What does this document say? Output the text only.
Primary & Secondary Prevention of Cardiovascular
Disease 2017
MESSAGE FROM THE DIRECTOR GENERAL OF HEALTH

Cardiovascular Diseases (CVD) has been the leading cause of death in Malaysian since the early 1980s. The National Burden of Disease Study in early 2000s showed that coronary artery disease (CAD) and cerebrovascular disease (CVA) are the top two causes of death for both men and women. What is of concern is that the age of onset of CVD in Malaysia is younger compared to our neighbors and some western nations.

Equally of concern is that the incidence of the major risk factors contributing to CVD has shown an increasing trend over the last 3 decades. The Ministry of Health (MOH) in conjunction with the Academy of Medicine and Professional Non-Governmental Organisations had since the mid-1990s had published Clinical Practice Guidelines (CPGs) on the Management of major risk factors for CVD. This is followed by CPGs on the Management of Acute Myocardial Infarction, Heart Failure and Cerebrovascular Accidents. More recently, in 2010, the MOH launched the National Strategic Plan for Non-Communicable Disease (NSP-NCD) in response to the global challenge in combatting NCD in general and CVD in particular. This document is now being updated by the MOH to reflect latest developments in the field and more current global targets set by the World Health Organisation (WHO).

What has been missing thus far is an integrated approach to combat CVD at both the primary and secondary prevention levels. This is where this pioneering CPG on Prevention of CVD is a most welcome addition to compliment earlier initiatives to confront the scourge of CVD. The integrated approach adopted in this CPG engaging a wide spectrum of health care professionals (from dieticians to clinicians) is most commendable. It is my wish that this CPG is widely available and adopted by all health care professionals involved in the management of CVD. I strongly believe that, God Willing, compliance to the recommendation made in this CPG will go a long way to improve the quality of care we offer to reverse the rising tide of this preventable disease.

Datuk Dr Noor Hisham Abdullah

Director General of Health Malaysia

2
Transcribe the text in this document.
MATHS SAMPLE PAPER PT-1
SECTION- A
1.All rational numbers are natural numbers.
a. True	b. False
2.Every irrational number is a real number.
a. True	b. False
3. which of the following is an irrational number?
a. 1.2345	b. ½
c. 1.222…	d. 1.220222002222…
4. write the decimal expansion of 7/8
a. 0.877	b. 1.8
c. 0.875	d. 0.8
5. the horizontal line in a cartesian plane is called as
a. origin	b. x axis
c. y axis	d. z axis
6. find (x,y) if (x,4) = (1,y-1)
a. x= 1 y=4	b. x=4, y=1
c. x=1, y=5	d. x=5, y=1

Stated problem
Restate every record exactly, leaving nothing out.

Solution to this task
What does this document say? Output the text only.
Primary & Secondary Prevention of Cardiovascular
Disease 2017
MESSAGE FROM THE DIRECTOR GENERAL OF HEALTH

Cardiovascular Diseases (CVD) has been the leading cause of death in Malaysian since the early 1980s. The National Burden of Disease Study in early 2000s showed that coronary artery disease (CAD) and cerebrovascular disease (CVA) are the top two causes of death for both men and women. What is of concern is that the age of onset of CVD in Malaysia is younger compared to our neighbors and some western nations.

Equally of concern is that the incidence of the major risk factors contributing to CVD has shown an increasing trend over the last 3 decades. The Ministry of Health (MOH) in conjunction with the Academy of Medicine and Professional Non-Governmental Organisations had since the mid-1990s had published Clinical Practice Guidelines (CPGs) on the Management of major risk factors for CVD. This is followed by CPGs on the Management of Acute Myocardial Infarction, Heart Failure and Cerebrovascular Accidents. More recently, in 2010, the MOH launched the National Strategic Plan for Non-Communicable Disease (NSP-NCD) in response to the global challenge in combatting NCD in general and CVD in particular. This document is now being updated by the MOH to reflect latest developments in the field and more current global targets set by the World Health Organisation (WHO).

What has been missing thus far is an integrated approach to combat CVD at both the primary and secondary prevention levels. This is where this pioneering CPG on Prevention of CVD is a most welcome addition to compliment earlier initiatives to confront the scourge of CVD. The integrated approach adopted in this CPG engaging a wide spectrum of health care professionals (from dieticians to clinicians) is most commendable. It is my wish that this CPG is widely available and adopted by all health care professionals involved in the management of CVD. I strongly believe that, God Willing, compliance to the recommendation made in this CPG will go a long way to improve the quality of care we offer to reverse the rising tide of this preventable disease.

Datuk Dr Noor Hisham Abdullah

Director General of Health Malaysia

2
Transcribe the text in this document.
MATHS SAMPLE PAPER PT-1
SECTION- A
1.All rational numbers are natural numbers.
a. True	b. False
2.Every irrational number is a real number.
a. True	b. False
3. which of the following is an irrational number?
a. 1.2345	b. ½
c. 1.222…	d. 1.220222002222…
4. write the decimal expansion of 7/8
a. 0.877	b. 1.8
c. 0.875	d. 0.8
5. the horizontal line in a cartesian plane is called as
a. origin	b. x axis
c. y axis	d. z axis
6. find (x,y) if (x,4) = (1,y-1)
a. x= 1 y=4	b. x=4, y=1
c. x=1, y=5	d. x=5, y=1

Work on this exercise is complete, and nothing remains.